··· EXCERPTED DATA ···
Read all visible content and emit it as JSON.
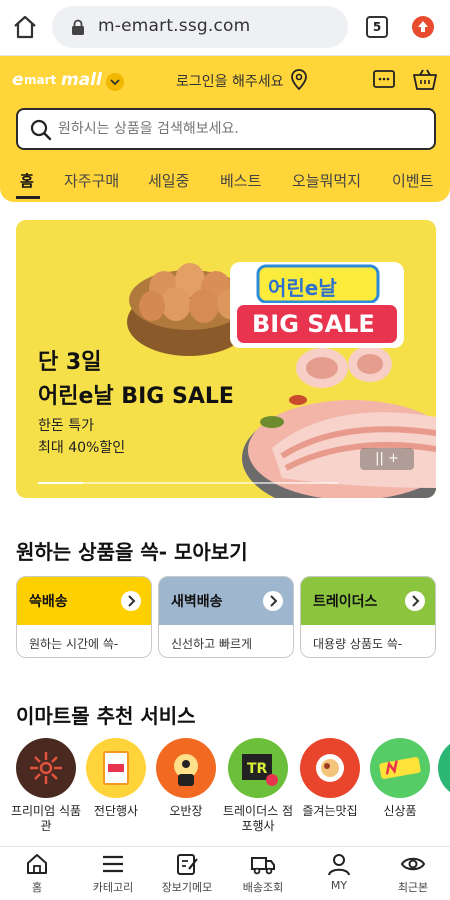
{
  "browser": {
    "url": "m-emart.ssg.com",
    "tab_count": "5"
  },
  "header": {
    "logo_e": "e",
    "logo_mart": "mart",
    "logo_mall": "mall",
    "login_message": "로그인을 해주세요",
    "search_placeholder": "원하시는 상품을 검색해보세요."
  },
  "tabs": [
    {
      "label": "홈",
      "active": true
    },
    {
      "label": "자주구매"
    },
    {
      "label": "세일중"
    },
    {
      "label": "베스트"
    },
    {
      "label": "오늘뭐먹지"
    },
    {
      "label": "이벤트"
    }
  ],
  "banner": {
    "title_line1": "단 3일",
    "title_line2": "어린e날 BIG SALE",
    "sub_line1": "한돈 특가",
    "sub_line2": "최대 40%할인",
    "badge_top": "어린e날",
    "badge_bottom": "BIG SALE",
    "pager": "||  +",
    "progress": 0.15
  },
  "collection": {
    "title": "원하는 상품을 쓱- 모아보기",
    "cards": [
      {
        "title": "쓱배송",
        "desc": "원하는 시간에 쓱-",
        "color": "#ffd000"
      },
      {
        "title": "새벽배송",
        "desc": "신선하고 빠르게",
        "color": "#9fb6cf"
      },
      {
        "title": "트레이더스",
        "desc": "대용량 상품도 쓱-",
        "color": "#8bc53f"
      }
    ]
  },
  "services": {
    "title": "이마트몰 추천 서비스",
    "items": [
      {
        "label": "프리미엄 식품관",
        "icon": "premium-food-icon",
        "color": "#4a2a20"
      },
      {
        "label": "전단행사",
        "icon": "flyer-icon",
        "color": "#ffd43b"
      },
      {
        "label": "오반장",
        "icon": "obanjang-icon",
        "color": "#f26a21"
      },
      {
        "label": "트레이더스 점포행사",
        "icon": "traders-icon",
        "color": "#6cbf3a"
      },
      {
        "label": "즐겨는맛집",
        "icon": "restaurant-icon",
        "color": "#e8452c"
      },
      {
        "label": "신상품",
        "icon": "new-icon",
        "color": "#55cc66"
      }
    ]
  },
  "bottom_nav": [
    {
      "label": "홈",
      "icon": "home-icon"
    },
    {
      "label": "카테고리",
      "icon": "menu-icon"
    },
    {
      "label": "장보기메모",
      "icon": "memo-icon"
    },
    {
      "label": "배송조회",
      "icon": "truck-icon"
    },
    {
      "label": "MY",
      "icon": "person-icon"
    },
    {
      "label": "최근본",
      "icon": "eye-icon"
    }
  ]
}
···
- JOB: Every line in the data above that contains "SALE" needs to be copied.

- THE OUTPUT:
    "title_line2": "어린e날 BIG SALE",
    "badge_bottom": "BIG SALE",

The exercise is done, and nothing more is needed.